Data entries
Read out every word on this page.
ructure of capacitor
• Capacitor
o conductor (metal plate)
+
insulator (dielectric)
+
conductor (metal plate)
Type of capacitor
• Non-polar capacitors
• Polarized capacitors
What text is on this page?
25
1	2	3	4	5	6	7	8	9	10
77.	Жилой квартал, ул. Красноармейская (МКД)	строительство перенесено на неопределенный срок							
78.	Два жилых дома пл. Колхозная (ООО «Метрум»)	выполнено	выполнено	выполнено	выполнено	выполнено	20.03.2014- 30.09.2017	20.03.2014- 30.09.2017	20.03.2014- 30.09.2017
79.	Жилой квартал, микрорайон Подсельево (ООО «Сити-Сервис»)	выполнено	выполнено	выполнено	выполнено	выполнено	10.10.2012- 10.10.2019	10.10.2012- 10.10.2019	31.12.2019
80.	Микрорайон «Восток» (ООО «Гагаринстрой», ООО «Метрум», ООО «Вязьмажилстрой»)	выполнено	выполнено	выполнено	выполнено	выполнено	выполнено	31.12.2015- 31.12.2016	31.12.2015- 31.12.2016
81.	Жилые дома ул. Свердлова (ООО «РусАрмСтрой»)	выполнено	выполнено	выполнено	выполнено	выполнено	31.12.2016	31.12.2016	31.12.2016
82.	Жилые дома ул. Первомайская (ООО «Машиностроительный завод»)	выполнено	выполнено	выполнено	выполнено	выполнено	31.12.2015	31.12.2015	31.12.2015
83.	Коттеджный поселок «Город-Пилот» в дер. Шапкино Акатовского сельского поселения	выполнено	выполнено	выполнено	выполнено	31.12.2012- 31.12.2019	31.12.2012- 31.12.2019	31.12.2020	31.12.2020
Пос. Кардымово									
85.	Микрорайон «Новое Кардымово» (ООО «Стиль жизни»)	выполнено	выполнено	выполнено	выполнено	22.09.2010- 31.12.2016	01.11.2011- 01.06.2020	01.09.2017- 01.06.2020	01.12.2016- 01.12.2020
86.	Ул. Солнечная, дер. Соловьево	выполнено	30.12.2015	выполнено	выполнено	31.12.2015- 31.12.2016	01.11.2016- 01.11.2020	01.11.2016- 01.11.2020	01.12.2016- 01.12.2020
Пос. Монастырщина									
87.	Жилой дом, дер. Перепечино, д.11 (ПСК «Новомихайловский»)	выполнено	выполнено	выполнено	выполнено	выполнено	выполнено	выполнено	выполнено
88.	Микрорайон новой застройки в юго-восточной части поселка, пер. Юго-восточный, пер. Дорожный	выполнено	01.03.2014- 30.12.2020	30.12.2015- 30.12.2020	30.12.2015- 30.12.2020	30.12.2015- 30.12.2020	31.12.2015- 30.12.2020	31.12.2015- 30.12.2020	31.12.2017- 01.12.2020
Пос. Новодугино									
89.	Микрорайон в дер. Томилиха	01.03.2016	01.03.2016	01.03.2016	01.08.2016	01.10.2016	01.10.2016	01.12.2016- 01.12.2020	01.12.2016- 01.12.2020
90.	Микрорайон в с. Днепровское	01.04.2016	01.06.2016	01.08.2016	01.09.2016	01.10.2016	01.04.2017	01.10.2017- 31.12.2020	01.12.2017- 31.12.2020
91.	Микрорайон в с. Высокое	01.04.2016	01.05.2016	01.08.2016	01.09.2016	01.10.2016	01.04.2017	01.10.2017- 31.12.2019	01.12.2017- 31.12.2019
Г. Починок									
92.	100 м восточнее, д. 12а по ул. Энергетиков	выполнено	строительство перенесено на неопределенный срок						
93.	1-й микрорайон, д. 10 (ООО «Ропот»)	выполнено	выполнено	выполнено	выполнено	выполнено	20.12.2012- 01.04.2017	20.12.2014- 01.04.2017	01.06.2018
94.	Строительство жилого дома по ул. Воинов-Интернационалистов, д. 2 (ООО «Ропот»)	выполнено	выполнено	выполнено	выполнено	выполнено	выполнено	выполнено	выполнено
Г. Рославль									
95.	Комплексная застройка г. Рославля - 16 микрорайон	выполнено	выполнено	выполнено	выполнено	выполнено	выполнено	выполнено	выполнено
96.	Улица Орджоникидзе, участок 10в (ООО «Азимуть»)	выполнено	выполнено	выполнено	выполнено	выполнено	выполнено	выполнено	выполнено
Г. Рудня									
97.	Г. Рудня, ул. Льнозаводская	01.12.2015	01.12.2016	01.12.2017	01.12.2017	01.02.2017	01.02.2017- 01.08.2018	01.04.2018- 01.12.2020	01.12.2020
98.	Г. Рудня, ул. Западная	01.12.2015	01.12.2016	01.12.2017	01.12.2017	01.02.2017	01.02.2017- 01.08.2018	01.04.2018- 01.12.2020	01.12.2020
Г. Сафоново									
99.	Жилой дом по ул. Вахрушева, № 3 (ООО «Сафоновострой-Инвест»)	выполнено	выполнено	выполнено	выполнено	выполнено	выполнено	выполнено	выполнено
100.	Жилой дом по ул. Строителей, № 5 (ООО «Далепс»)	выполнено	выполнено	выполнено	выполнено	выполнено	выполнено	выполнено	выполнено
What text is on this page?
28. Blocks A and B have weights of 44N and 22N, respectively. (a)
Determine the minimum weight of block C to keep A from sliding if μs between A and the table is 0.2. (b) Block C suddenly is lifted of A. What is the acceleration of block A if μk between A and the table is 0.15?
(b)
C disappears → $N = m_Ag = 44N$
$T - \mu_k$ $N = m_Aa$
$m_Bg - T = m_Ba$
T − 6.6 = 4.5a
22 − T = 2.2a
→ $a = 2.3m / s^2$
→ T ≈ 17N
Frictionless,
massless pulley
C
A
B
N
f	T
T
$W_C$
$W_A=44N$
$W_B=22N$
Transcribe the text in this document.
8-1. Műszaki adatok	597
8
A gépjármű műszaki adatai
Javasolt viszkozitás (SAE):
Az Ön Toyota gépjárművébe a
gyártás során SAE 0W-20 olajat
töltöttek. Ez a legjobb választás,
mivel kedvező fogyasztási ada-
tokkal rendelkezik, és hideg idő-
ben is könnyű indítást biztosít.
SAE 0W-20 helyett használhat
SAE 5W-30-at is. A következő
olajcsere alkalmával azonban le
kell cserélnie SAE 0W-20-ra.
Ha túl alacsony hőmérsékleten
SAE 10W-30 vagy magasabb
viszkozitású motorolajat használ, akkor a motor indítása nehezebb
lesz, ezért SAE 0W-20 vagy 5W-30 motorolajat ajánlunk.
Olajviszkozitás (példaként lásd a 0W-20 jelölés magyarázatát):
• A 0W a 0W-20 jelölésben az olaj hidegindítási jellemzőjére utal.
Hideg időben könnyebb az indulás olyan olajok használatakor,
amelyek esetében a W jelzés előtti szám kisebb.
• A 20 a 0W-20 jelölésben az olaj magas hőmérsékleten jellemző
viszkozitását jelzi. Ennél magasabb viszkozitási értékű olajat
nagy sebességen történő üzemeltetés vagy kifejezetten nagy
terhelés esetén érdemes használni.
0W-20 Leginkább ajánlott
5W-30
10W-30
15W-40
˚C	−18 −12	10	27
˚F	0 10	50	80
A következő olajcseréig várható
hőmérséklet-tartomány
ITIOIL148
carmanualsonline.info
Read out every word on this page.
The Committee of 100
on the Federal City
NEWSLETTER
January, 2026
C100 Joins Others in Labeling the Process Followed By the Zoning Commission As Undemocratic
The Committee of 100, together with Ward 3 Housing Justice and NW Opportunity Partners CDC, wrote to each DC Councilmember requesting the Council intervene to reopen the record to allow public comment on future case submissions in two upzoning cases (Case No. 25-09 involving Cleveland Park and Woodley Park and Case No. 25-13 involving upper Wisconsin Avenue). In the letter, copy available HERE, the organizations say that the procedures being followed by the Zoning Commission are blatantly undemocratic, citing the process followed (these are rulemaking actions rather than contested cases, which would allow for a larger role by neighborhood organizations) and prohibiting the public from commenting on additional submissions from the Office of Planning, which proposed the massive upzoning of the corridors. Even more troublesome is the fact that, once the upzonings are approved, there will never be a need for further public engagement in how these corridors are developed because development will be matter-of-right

Task prompt
How many lines of the listing include the string "plate"? Answer with the number alone.

Full solution
2